- PROBLEM REQUIREMENTS
Reproduce the listing below exactly. Pictures do not belong in the copy.

Dataset listings of figures:

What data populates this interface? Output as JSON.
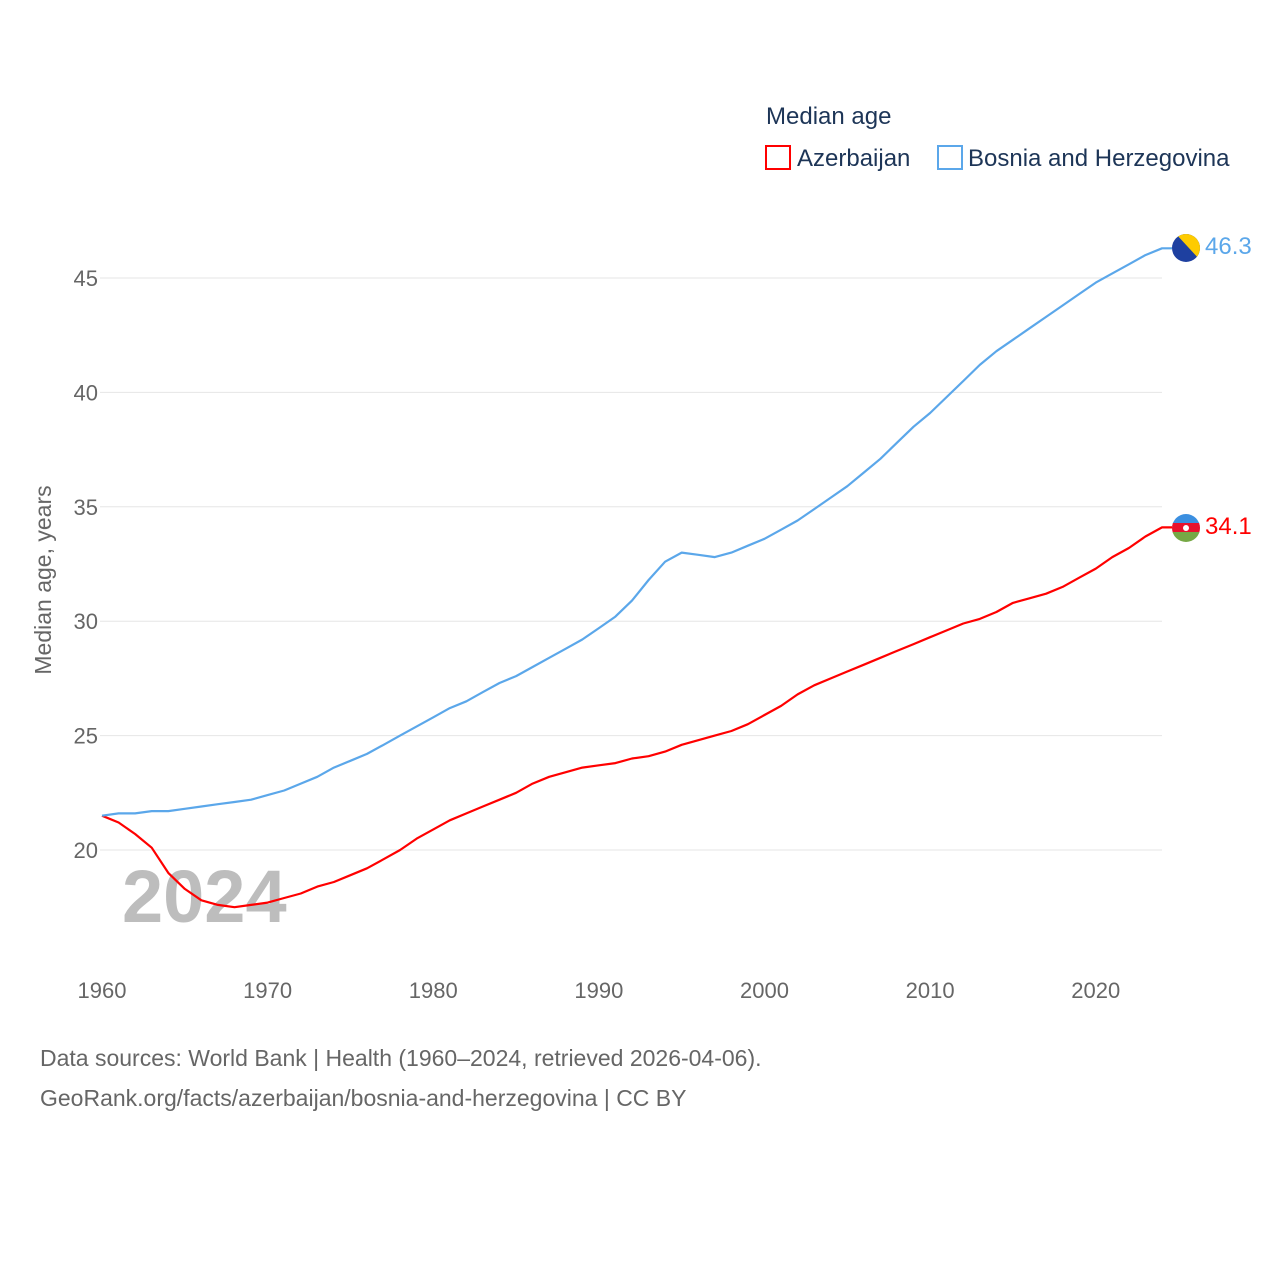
{
  "chart_data": {
    "type": "line",
    "title": "Median age",
    "ylabel": "Median age, years",
    "xlabel": "",
    "year_label": "2024",
    "xlim": [
      1960,
      2024
    ],
    "ylim": [
      16,
      47.5
    ],
    "xticks": [
      1960,
      1970,
      1980,
      1990,
      2000,
      2010,
      2020
    ],
    "yticks": [
      20,
      25,
      30,
      35,
      40,
      45
    ],
    "grid": true,
    "legend_position": "top-right",
    "x": [
      1960,
      1961,
      1962,
      1963,
      1964,
      1965,
      1966,
      1967,
      1968,
      1969,
      1970,
      1971,
      1972,
      1973,
      1974,
      1975,
      1976,
      1977,
      1978,
      1979,
      1980,
      1981,
      1982,
      1983,
      1984,
      1985,
      1986,
      1987,
      1988,
      1989,
      1990,
      1991,
      1992,
      1993,
      1994,
      1995,
      1996,
      1997,
      1998,
      1999,
      2000,
      2001,
      2002,
      2003,
      2004,
      2005,
      2006,
      2007,
      2008,
      2009,
      2010,
      2011,
      2012,
      2013,
      2014,
      2015,
      2016,
      2017,
      2018,
      2019,
      2020,
      2021,
      2022,
      2023,
      2024
    ],
    "series": [
      {
        "name": "Azerbaijan",
        "color": "#ff0000",
        "end_label": "34.1",
        "values": [
          21.5,
          21.2,
          20.7,
          20.1,
          19.0,
          18.3,
          17.8,
          17.6,
          17.5,
          17.6,
          17.7,
          17.9,
          18.1,
          18.4,
          18.6,
          18.9,
          19.2,
          19.6,
          20.0,
          20.5,
          20.9,
          21.3,
          21.6,
          21.9,
          22.2,
          22.5,
          22.9,
          23.2,
          23.4,
          23.6,
          23.7,
          23.8,
          24.0,
          24.1,
          24.3,
          24.6,
          24.8,
          25.0,
          25.2,
          25.5,
          25.9,
          26.3,
          26.8,
          27.2,
          27.5,
          27.8,
          28.1,
          28.4,
          28.7,
          29.0,
          29.3,
          29.6,
          29.9,
          30.1,
          30.4,
          30.8,
          31.0,
          31.2,
          31.5,
          31.9,
          32.3,
          32.8,
          33.2,
          33.7,
          34.1
        ]
      },
      {
        "name": "Bosnia and Herzegovina",
        "color": "#5ba7ea",
        "end_label": "46.3",
        "values": [
          21.5,
          21.6,
          21.6,
          21.7,
          21.7,
          21.8,
          21.9,
          22.0,
          22.1,
          22.2,
          22.4,
          22.6,
          22.9,
          23.2,
          23.6,
          23.9,
          24.2,
          24.6,
          25.0,
          25.4,
          25.8,
          26.2,
          26.5,
          26.9,
          27.3,
          27.6,
          28.0,
          28.4,
          28.8,
          29.2,
          29.7,
          30.2,
          30.9,
          31.8,
          32.6,
          33.0,
          32.9,
          32.8,
          33.0,
          33.3,
          33.6,
          34.0,
          34.4,
          34.9,
          35.4,
          35.9,
          36.5,
          37.1,
          37.8,
          38.5,
          39.1,
          39.8,
          40.5,
          41.2,
          41.8,
          42.3,
          42.8,
          43.3,
          43.8,
          44.3,
          44.8,
          45.2,
          45.6,
          46.0,
          46.3
        ]
      }
    ]
  },
  "footer": {
    "line1": "Data sources: World Bank | Health (1960–2024, retrieved 2026-04-06).",
    "line2": "GeoRank.org/facts/azerbaijan/bosnia-and-herzegovina | CC BY"
  }
}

- COMPLETE ANSWER
What data populates this interface? Output as JSON.
{
  "chart_data": {
    "type": "line",
    "title": "Median age",
    "ylabel": "Median age, years",
    "xlabel": "",
    "year_label": "2024",
    "xlim": [
      1960,
      2024
    ],
    "ylim": [
      16,
      47.5
    ],
    "xticks": [
      1960,
      1970,
      1980,
      1990,
      2000,
      2010,
      2020
    ],
    "yticks": [
      20,
      25,
      30,
      35,
      40,
      45
    ],
    "grid": true,
    "legend_position": "top-right",
    "x": [
      1960,
      1961,
      1962,
      1963,
      1964,
      1965,
      1966,
      1967,
      1968,
      1969,
      1970,
      1971,
      1972,
      1973,
      1974,
      1975,
      1976,
      1977,
      1978,
      1979,
      1980,
      1981,
      1982,
      1983,
      1984,
      1985,
      1986,
      1987,
      1988,
      1989,
      1990,
      1991,
      1992,
      1993,
      1994,
      1995,
      1996,
      1997,
      1998,
      1999,
      2000,
      2001,
      2002,
      2003,
      2004,
      2005,
      2006,
      2007,
      2008,
      2009,
      2010,
      2011,
      2012,
      2013,
      2014,
      2015,
      2016,
      2017,
      2018,
      2019,
      2020,
      2021,
      2022,
      2023,
      2024
    ],
    "series": [
      {
        "name": "Azerbaijan",
        "color": "#ff0000",
        "end_label": "34.1",
        "values": [
          21.5,
          21.2,
          20.7,
          20.1,
          19.0,
          18.3,
          17.8,
          17.6,
          17.5,
          17.6,
          17.7,
          17.9,
          18.1,
          18.4,
          18.6,
          18.9,
          19.2,
          19.6,
          20.0,
          20.5,
          20.9,
          21.3,
          21.6,
          21.9,
          22.2,
          22.5,
          22.9,
          23.2,
          23.4,
          23.6,
          23.7,
          23.8,
          24.0,
          24.1,
          24.3,
          24.6,
          24.8,
          25.0,
          25.2,
          25.5,
          25.9,
          26.3,
          26.8,
          27.2,
          27.5,
          27.8,
          28.1,
          28.4,
          28.7,
          29.0,
          29.3,
          29.6,
          29.9,
          30.1,
          30.4,
          30.8,
          31.0,
          31.2,
          31.5,
          31.9,
          32.3,
          32.8,
          33.2,
          33.7,
          34.1
        ]
      },
      {
        "name": "Bosnia and Herzegovina",
        "color": "#5ba7ea",
        "end_label": "46.3",
        "values": [
          21.5,
          21.6,
          21.6,
          21.7,
          21.7,
          21.8,
          21.9,
          22.0,
          22.1,
          22.2,
          22.4,
          22.6,
          22.9,
          23.2,
          23.6,
          23.9,
          24.2,
          24.6,
          25.0,
          25.4,
          25.8,
          26.2,
          26.5,
          26.9,
          27.3,
          27.6,
          28.0,
          28.4,
          28.8,
          29.2,
          29.7,
          30.2,
          30.9,
          31.8,
          32.6,
          33.0,
          32.9,
          32.8,
          33.0,
          33.3,
          33.6,
          34.0,
          34.4,
          34.9,
          35.4,
          35.9,
          36.5,
          37.1,
          37.8,
          38.5,
          39.1,
          39.8,
          40.5,
          41.2,
          41.8,
          42.3,
          42.8,
          43.3,
          43.8,
          44.3,
          44.8,
          45.2,
          45.6,
          46.0,
          46.3
        ]
      }
    ]
  },
  "footer": {
    "line1": "Data sources: World Bank | Health (1960–2024, retrieved 2026-04-06).",
    "line2": "GeoRank.org/facts/azerbaijan/bosnia-and-herzegovina | CC BY"
  }
}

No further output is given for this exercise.